CHALLENGE >> Could you repeat every line of the data below word for word, with each character, number and bracket left unchanged?

Element and region listings
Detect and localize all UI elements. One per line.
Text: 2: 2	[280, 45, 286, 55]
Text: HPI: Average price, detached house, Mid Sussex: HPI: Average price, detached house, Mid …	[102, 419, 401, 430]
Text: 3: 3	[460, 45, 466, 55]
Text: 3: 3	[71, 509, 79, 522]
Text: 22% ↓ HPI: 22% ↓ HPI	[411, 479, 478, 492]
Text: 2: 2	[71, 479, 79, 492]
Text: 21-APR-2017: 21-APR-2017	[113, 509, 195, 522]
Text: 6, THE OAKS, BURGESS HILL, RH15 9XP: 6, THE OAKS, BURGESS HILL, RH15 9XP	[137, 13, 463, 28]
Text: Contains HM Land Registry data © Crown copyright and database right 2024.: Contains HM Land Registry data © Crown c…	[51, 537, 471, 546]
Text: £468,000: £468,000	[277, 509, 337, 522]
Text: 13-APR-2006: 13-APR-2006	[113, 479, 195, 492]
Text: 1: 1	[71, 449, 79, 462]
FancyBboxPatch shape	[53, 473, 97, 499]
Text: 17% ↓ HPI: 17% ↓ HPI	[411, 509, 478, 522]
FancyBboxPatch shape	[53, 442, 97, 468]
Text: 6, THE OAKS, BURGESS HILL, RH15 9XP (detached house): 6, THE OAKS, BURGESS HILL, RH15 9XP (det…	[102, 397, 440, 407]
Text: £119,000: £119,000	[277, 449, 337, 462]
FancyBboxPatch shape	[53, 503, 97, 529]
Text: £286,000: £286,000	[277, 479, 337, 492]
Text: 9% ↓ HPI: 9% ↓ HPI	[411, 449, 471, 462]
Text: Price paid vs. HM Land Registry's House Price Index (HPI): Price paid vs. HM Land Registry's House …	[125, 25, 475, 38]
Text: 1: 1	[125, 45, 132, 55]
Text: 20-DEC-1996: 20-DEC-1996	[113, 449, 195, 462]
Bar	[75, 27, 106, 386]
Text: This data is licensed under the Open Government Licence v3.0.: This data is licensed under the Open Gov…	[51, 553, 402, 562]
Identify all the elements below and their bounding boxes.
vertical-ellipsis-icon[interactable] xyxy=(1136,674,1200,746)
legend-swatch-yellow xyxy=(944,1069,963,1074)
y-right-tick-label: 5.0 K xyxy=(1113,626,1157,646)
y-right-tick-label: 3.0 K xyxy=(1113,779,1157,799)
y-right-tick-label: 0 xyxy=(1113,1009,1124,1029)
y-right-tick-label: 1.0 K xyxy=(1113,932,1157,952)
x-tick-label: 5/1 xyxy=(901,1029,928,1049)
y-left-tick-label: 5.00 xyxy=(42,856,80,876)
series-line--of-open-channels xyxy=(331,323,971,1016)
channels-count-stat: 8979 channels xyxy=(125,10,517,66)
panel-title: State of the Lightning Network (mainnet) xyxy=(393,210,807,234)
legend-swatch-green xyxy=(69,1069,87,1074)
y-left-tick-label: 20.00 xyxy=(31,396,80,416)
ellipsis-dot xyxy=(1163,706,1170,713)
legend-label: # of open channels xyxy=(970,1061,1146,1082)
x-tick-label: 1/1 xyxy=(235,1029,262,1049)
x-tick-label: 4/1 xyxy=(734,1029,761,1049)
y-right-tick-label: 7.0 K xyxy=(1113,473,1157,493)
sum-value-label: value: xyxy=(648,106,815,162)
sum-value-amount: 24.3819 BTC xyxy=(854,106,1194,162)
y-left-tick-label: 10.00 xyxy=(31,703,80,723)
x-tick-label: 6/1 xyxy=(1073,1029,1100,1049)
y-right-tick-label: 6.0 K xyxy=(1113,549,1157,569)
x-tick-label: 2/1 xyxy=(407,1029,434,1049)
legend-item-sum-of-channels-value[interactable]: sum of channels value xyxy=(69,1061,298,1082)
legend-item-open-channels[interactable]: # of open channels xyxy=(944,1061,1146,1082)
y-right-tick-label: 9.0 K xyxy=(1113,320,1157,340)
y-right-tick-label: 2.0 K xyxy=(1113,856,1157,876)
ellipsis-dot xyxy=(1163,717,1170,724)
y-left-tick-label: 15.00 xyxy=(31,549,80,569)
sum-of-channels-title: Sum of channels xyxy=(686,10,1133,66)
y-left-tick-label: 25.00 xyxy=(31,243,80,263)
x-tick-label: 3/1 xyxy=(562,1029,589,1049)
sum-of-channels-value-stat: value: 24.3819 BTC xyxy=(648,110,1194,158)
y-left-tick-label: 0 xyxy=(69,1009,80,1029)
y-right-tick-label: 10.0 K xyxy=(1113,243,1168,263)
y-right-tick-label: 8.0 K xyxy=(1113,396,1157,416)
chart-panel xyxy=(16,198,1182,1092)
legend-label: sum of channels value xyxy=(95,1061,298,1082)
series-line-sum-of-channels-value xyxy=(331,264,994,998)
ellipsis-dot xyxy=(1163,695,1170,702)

SOLUTION FOR THIS TASK >>
Detect and localize all UI elements. One per line.
Text: 2: 2	[280, 45, 286, 55]
Text: HPI: Average price, detached house, Mid Sussex: HPI: Average price, detached house, Mid …	[102, 419, 401, 430]
Text: 3: 3	[460, 45, 466, 55]
Text: 3: 3	[71, 509, 79, 522]
Text: 22% ↓ HPI: 22% ↓ HPI	[411, 479, 478, 492]
Text: 2: 2	[71, 479, 79, 492]
Text: 21-APR-2017: 21-APR-2017	[113, 509, 195, 522]
Text: 6, THE OAKS, BURGESS HILL, RH15 9XP: 6, THE OAKS, BURGESS HILL, RH15 9XP	[137, 13, 463, 28]
Text: Contains HM Land Registry data © Crown copyright and database right 2024.: Contains HM Land Registry data © Crown c…	[51, 537, 471, 546]
Text: £468,000: £468,000	[277, 509, 337, 522]
Text: 13-APR-2006: 13-APR-2006	[113, 479, 195, 492]
Text: 1: 1	[71, 449, 79, 462]
FancyBboxPatch shape	[53, 473, 97, 499]
Text: 17% ↓ HPI: 17% ↓ HPI	[411, 509, 478, 522]
FancyBboxPatch shape	[53, 442, 97, 468]
Text: 6, THE OAKS, BURGESS HILL, RH15 9XP (detached house): 6, THE OAKS, BURGESS HILL, RH15 9XP (det…	[102, 397, 440, 407]
Text: £119,000: £119,000	[277, 449, 337, 462]
FancyBboxPatch shape	[53, 503, 97, 529]
Text: £286,000: £286,000	[277, 479, 337, 492]
Text: 9% ↓ HPI: 9% ↓ HPI	[411, 449, 471, 462]
Text: Price paid vs. HM Land Registry's House Price Index (HPI): Price paid vs. HM Land Registry's House …	[125, 25, 475, 38]
Text: 1: 1	[125, 45, 132, 55]
Text: 20-DEC-1996: 20-DEC-1996	[113, 449, 195, 462]
Bar	[75, 27, 106, 386]
Text: This data is licensed under the Open Government Licence v3.0.: This data is licensed under the Open Gov…	[51, 553, 402, 562]
Identify all the elements below and their bounding boxes.
vertical-ellipsis-icon[interactable] xyxy=(1136,674,1200,746)
legend-swatch-yellow xyxy=(944,1069,963,1074)
y-right-tick-label: 5.0 K xyxy=(1113,626,1157,646)
y-right-tick-label: 3.0 K xyxy=(1113,779,1157,799)
y-right-tick-label: 0 xyxy=(1113,1009,1124,1029)
y-right-tick-label: 1.0 K xyxy=(1113,932,1157,952)
x-tick-label: 5/1 xyxy=(901,1029,928,1049)
y-left-tick-label: 5.00 xyxy=(42,856,80,876)
series-line--of-open-channels xyxy=(331,323,971,1016)
channels-count-stat: 8979 channels xyxy=(125,10,517,66)
panel-title: State of the Lightning Network (mainnet) xyxy=(393,210,807,234)
legend-swatch-green xyxy=(69,1069,87,1074)
y-left-tick-label: 20.00 xyxy=(31,396,80,416)
ellipsis-dot xyxy=(1163,706,1170,713)
legend-label: # of open channels xyxy=(970,1061,1146,1082)
x-tick-label: 1/1 xyxy=(235,1029,262,1049)
x-tick-label: 4/1 xyxy=(734,1029,761,1049)
y-right-tick-label: 7.0 K xyxy=(1113,473,1157,493)
sum-value-label: value: xyxy=(648,106,815,162)
sum-value-amount: 24.3819 BTC xyxy=(854,106,1194,162)
y-left-tick-label: 10.00 xyxy=(31,703,80,723)
x-tick-label: 6/1 xyxy=(1073,1029,1100,1049)
y-right-tick-label: 6.0 K xyxy=(1113,549,1157,569)
x-tick-label: 2/1 xyxy=(407,1029,434,1049)
legend-item-sum-of-channels-value[interactable]: sum of channels value xyxy=(69,1061,298,1082)
legend-item-open-channels[interactable]: # of open channels xyxy=(944,1061,1146,1082)
y-right-tick-label: 9.0 K xyxy=(1113,320,1157,340)
y-right-tick-label: 2.0 K xyxy=(1113,856,1157,876)
ellipsis-dot xyxy=(1163,717,1170,724)
y-left-tick-label: 15.00 xyxy=(31,549,80,569)
sum-of-channels-title: Sum of channels xyxy=(686,10,1133,66)
y-left-tick-label: 25.00 xyxy=(31,243,80,263)
x-tick-label: 3/1 xyxy=(562,1029,589,1049)
sum-of-channels-value-stat: value: 24.3819 BTC xyxy=(648,110,1194,158)
y-left-tick-label: 0 xyxy=(69,1009,80,1029)
y-right-tick-label: 10.0 K xyxy=(1113,243,1168,263)
y-right-tick-label: 8.0 K xyxy=(1113,396,1157,416)
chart-panel xyxy=(16,198,1182,1092)
legend-label: sum of channels value xyxy=(95,1061,298,1082)
series-line-sum-of-channels-value xyxy=(331,264,994,998)
ellipsis-dot xyxy=(1163,695,1170,702)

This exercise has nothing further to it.